• **Stored data**:
++++++++++++++++++++

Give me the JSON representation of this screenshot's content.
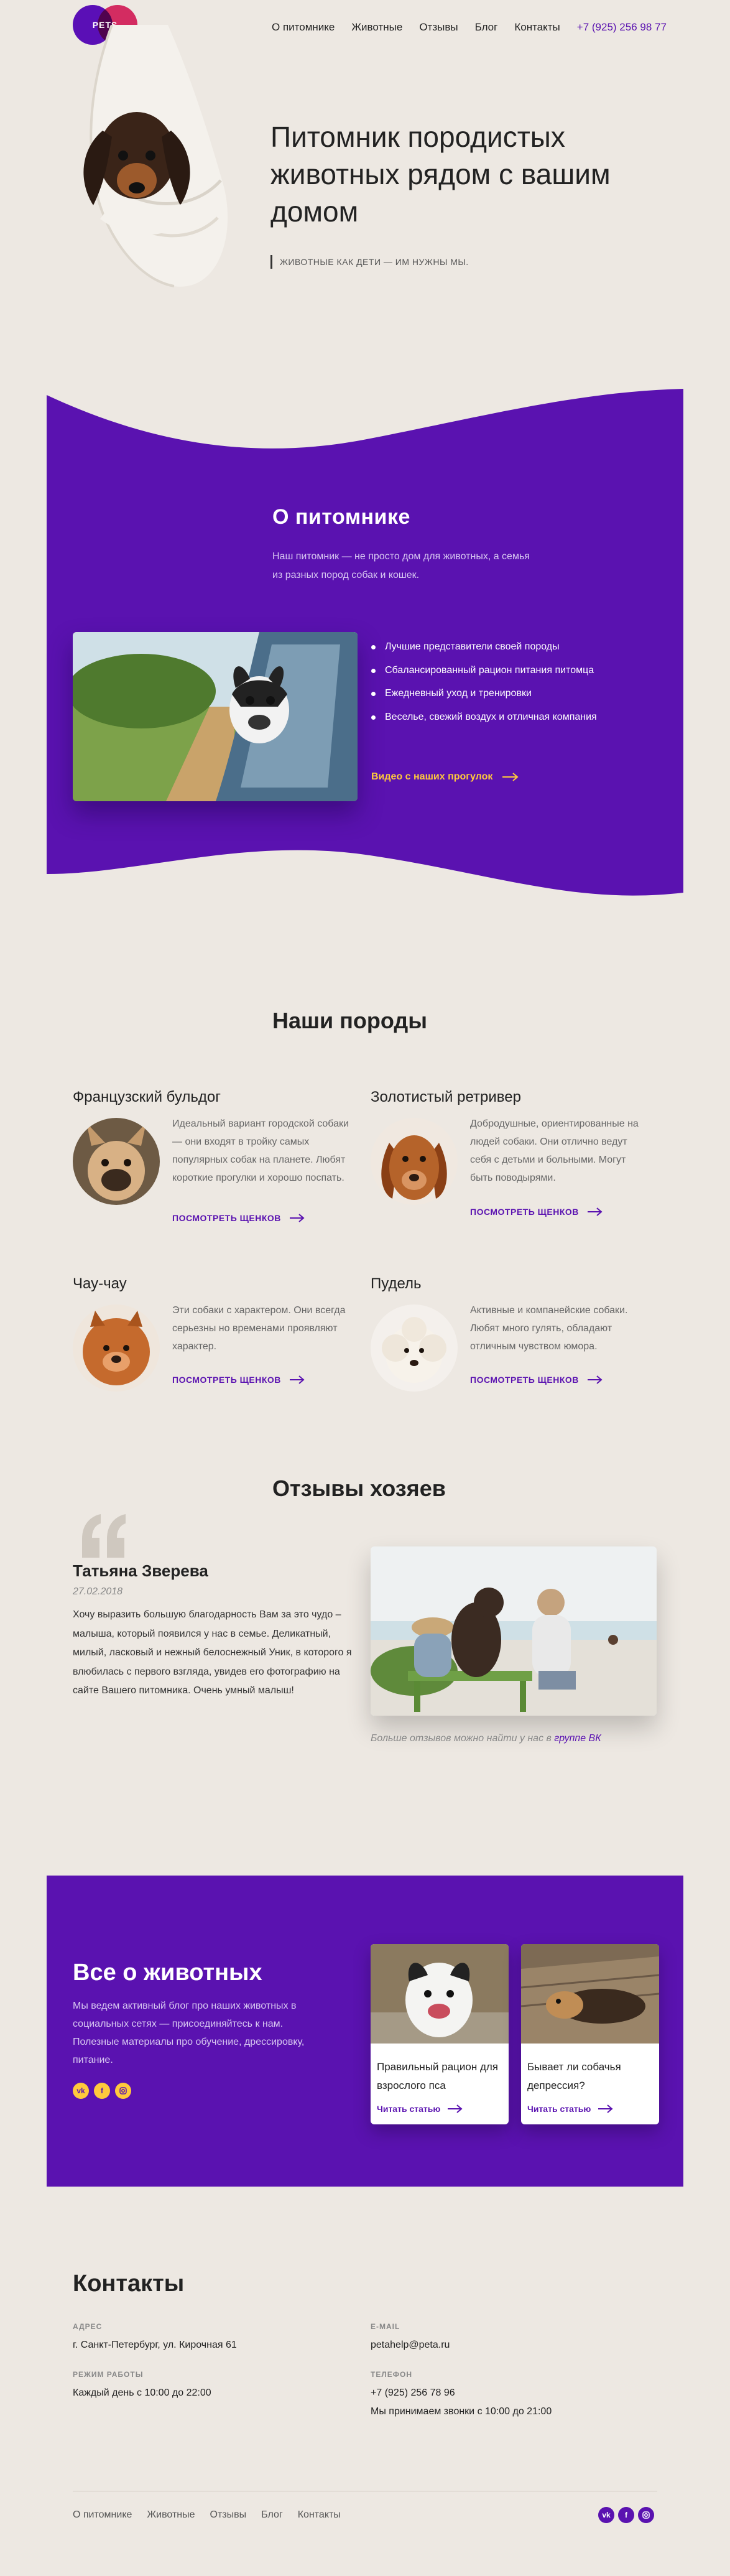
{
  "header": {
    "logo": "PETS",
    "nav": [
      "О питомнике",
      "Животные",
      "Отзывы",
      "Блог",
      "Контакты"
    ],
    "phone": "+7 (925) 256 98 77"
  },
  "hero": {
    "title": "Питомник породистых животных рядом с вашим домом",
    "subtitle": "ЖИВОТНЫЕ КАК ДЕТИ — ИМ НУЖНЫ МЫ."
  },
  "about": {
    "title": "О питомнике",
    "description": "Наш питомник — не просто дом для животных, а семья из разных пород собак и кошек.",
    "features": [
      "Лучшие представители своей породы",
      "Сбалансированный рацион питания питомца",
      "Ежедневный уход и тренировки",
      "Веселье, свежий воздух и отличная компания"
    ],
    "video_link": "Видео с наших прогулок"
  },
  "breeds": {
    "title": "Наши породы",
    "link_label": "ПОСМОТРЕТЬ ЩЕНКОВ",
    "items": [
      {
        "name": "Французский бульдог",
        "desc": "Идеальный вариант городской собаки — они входят в тройку самых популярных собак на планете. Любят короткие прогулки и хорошо поспать."
      },
      {
        "name": "Золотистый ретривер",
        "desc": "Добродушные, ориентированные на людей собаки. Они отлично ведут себя с детьми и больными. Могут быть поводырями."
      },
      {
        "name": "Чау-чау",
        "desc": "Эти собаки с характером. Они всегда серьезны но временами проявляют характер."
      },
      {
        "name": "Пудель",
        "desc": "Активные и компанейские собаки. Любят много гулять, обладают отличным чувством юмора."
      }
    ]
  },
  "reviews": {
    "title": "Отзывы хозяев",
    "name": "Татьяна Зверева",
    "date": "27.02.2018",
    "text": "Хочу выразить большую благодарность Вам за это чудо – малыша, который появился у нас в семье. Деликатный, милый, ласковый и нежный белоснежный Уник, в которого я влюбилась с первого взгляда, увидев его фотографию на сайте Вашего питомника. Очень умный малыш!",
    "more_text": "Больше отзывов можно найти у нас в",
    "more_link": "группе ВК"
  },
  "blog": {
    "title": "Все о животных",
    "description": "Мы ведем активный блог про наших животных в социальных сетях — присоединяйтесь к нам. Полезные материалы про обучение, дрессировку, питание.",
    "social": [
      "vk",
      "f",
      "ig"
    ],
    "read_label": "Читать статью",
    "cards": [
      {
        "title": "Правильный рацион для взрослого пса"
      },
      {
        "title": "Бывает ли собачья депрессия?"
      }
    ]
  },
  "contacts": {
    "title": "Контакты",
    "address_label": "Адрес",
    "address": "г. Санкт-Петербург, ул. Кирочная 61",
    "hours_label": "Режим работы",
    "hours": "Каждый день с 10:00 до 22:00",
    "email_label": "E-mail",
    "email": "petahelp@peta.ru",
    "phone_label": "Телефон",
    "phone": "+7 (925) 256 78 96",
    "phone_note": "Мы принимаем звонки с 10:00 до 21:00"
  },
  "footer": {
    "nav": [
      "О питомнике",
      "Животные",
      "Отзывы",
      "Блог",
      "Контакты"
    ],
    "social": [
      "vk",
      "f",
      "ig"
    ]
  },
  "colors": {
    "accent": "#5a12b0",
    "accent_alt": "#e3306d",
    "highlight": "#ffc93c",
    "background": "#ede8e2"
  }
}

++++++++++++++++++++

• **Task description**:
Repeat the data exactly, dropping every picture it holds.

• **The result**:
Give me the JSON representation of this screenshot's content.
{
  "header": {
    "logo": "PETS",
    "nav": [
      "О питомнике",
      "Животные",
      "Отзывы",
      "Блог",
      "Контакты"
    ],
    "phone": "+7 (925) 256 98 77"
  },
  "hero": {
    "title": "Питомник породистых животных рядом с вашим домом",
    "subtitle": "ЖИВОТНЫЕ КАК ДЕТИ — ИМ НУЖНЫ МЫ."
  },
  "about": {
    "title": "О питомнике",
    "description": "Наш питомник — не просто дом для животных, а семья из разных пород собак и кошек.",
    "features": [
      "Лучшие представители своей породы",
      "Сбалансированный рацион питания питомца",
      "Ежедневный уход и тренировки",
      "Веселье, свежий воздух и отличная компания"
    ],
    "video_link": "Видео с наших прогулок"
  },
  "breeds": {
    "title": "Наши породы",
    "link_label": "ПОСМОТРЕТЬ ЩЕНКОВ",
    "items": [
      {
        "name": "Французский бульдог",
        "desc": "Идеальный вариант городской собаки — они входят в тройку самых популярных собак на планете. Любят короткие прогулки и хорошо поспать."
      },
      {
        "name": "Золотистый ретривер",
        "desc": "Добродушные, ориентированные на людей собаки. Они отлично ведут себя с детьми и больными. Могут быть поводырями."
      },
      {
        "name": "Чау-чау",
        "desc": "Эти собаки с характером. Они всегда серьезны но временами проявляют характер."
      },
      {
        "name": "Пудель",
        "desc": "Активные и компанейские собаки. Любят много гулять, обладают отличным чувством юмора."
      }
    ]
  },
  "reviews": {
    "title": "Отзывы хозяев",
    "name": "Татьяна Зверева",
    "date": "27.02.2018",
    "text": "Хочу выразить большую благодарность Вам за это чудо – малыша, который появился у нас в семье. Деликатный, милый, ласковый и нежный белоснежный Уник, в которого я влюбилась с первого взгляда, увидев его фотографию на сайте Вашего питомника. Очень умный малыш!",
    "more_text": "Больше отзывов можно найти у нас в",
    "more_link": "группе ВК"
  },
  "blog": {
    "title": "Все о животных",
    "description": "Мы ведем активный блог про наших животных в социальных сетях — присоединяйтесь к нам. Полезные материалы про обучение, дрессировку, питание.",
    "social": [
      "vk",
      "f",
      "ig"
    ],
    "read_label": "Читать статью",
    "cards": [
      {
        "title": "Правильный рацион для взрослого пса"
      },
      {
        "title": "Бывает ли собачья депрессия?"
      }
    ]
  },
  "contacts": {
    "title": "Контакты",
    "address_label": "Адрес",
    "address": "г. Санкт-Петербург, ул. Кирочная 61",
    "hours_label": "Режим работы",
    "hours": "Каждый день с 10:00 до 22:00",
    "email_label": "E-mail",
    "email": "petahelp@peta.ru",
    "phone_label": "Телефон",
    "phone": "+7 (925) 256 78 96",
    "phone_note": "Мы принимаем звонки с 10:00 до 21:00"
  },
  "footer": {
    "nav": [
      "О питомнике",
      "Животные",
      "Отзывы",
      "Блог",
      "Контакты"
    ],
    "social": [
      "vk",
      "f",
      "ig"
    ]
  },
  "colors": {
    "accent": "#5a12b0",
    "accent_alt": "#e3306d",
    "highlight": "#ffc93c",
    "background": "#ede8e2"
  }
}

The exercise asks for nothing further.